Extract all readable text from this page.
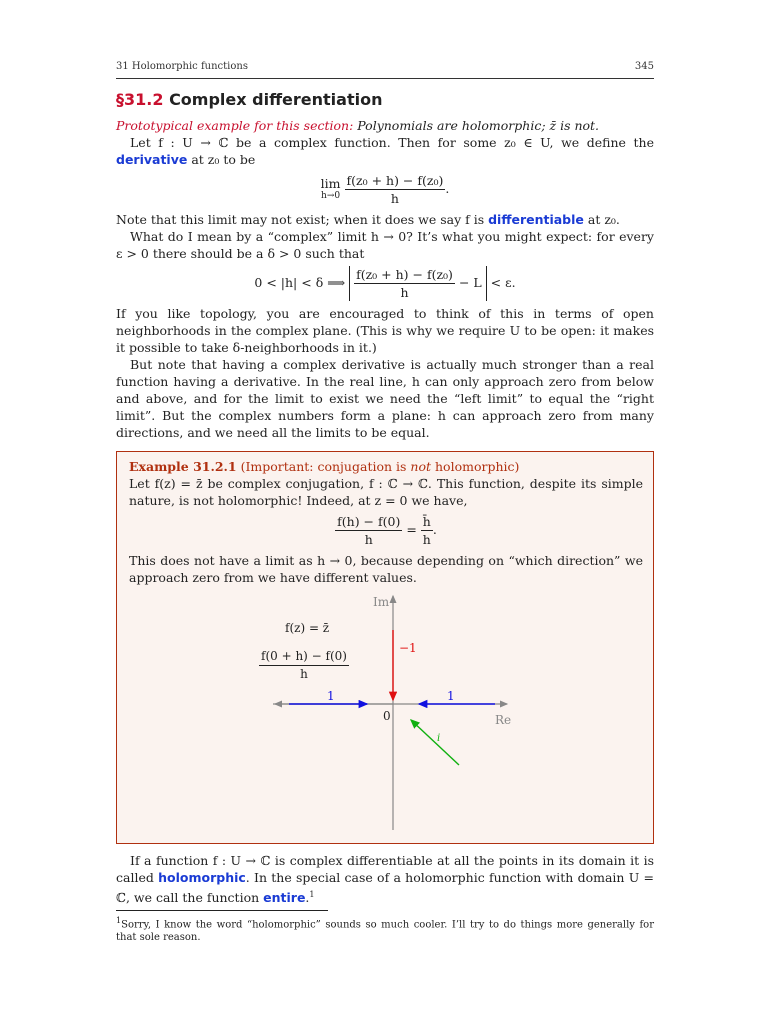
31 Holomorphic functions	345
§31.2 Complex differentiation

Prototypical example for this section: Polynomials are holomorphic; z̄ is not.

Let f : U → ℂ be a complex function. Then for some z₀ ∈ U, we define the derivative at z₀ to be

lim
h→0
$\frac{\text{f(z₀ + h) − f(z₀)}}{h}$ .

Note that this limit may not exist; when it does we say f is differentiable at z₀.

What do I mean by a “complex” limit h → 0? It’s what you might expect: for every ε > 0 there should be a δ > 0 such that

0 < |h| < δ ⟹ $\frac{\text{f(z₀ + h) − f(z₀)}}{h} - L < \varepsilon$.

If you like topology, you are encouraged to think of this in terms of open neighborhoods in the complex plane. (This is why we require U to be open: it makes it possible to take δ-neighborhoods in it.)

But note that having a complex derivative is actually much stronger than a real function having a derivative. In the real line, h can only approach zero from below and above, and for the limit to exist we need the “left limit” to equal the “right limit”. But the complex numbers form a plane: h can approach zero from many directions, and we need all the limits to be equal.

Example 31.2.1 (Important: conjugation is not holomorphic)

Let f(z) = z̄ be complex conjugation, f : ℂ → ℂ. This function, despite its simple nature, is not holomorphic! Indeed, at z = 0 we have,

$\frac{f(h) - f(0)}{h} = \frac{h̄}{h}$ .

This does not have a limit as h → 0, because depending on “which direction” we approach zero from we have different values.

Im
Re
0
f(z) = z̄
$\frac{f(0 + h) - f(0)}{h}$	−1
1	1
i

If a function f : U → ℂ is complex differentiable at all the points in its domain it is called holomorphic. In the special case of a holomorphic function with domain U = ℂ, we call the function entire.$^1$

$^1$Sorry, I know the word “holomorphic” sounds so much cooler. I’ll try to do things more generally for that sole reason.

# # # # #

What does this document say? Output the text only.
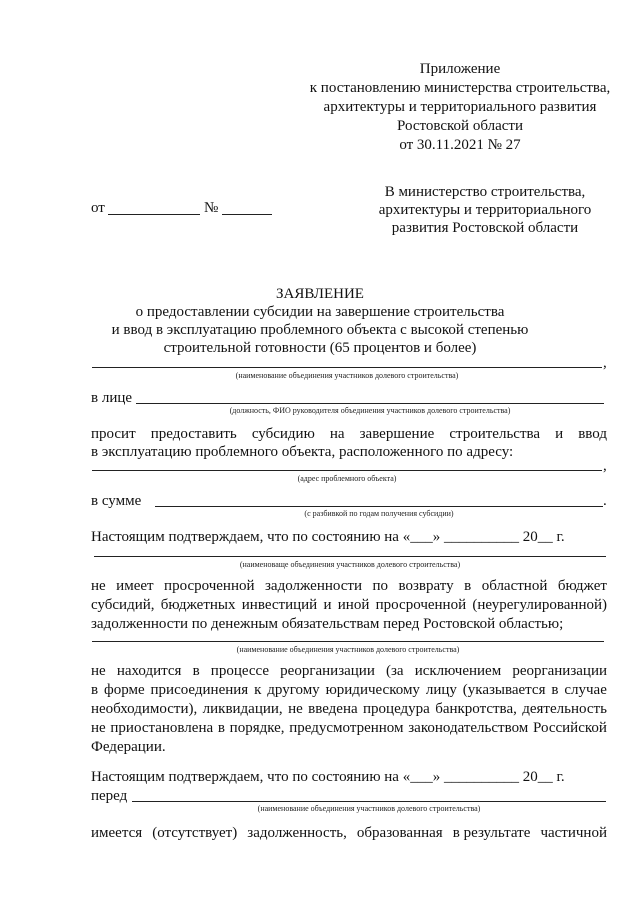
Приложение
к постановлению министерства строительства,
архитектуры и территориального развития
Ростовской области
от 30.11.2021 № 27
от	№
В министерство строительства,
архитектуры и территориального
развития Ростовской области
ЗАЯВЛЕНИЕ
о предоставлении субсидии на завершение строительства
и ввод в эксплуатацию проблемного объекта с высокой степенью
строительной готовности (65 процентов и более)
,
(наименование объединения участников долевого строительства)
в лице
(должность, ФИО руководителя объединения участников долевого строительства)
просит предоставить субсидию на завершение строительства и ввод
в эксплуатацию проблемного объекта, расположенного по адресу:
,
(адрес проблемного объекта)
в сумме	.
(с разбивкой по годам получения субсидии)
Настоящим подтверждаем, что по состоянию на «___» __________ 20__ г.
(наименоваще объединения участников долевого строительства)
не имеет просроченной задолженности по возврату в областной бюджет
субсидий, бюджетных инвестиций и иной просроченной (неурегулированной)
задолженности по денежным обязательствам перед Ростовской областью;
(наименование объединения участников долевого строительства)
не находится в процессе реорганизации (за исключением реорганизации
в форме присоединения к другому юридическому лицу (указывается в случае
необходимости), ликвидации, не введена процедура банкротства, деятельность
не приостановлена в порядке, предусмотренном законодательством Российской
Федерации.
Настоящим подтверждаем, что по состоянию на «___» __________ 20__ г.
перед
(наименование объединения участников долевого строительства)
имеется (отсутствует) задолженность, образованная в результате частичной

# # # # #

* [What this task involves]: Each line that holds the word "much" should be extracted from the records.

* [Problem solution]:
But note that having a complex derivative is actually much stronger than a real function having a derivative. In the real line, h can only approach zero from below and above, and for the limit to exist we need the “left limit” to equal the “right limit”. But the complex numbers form a plane: h can approach zero from many directions, and we need all the limits to be equal.
$^1$Sorry, I know the word “holomorphic” sounds so much cooler. I’ll try to do things more generally for that sole reason.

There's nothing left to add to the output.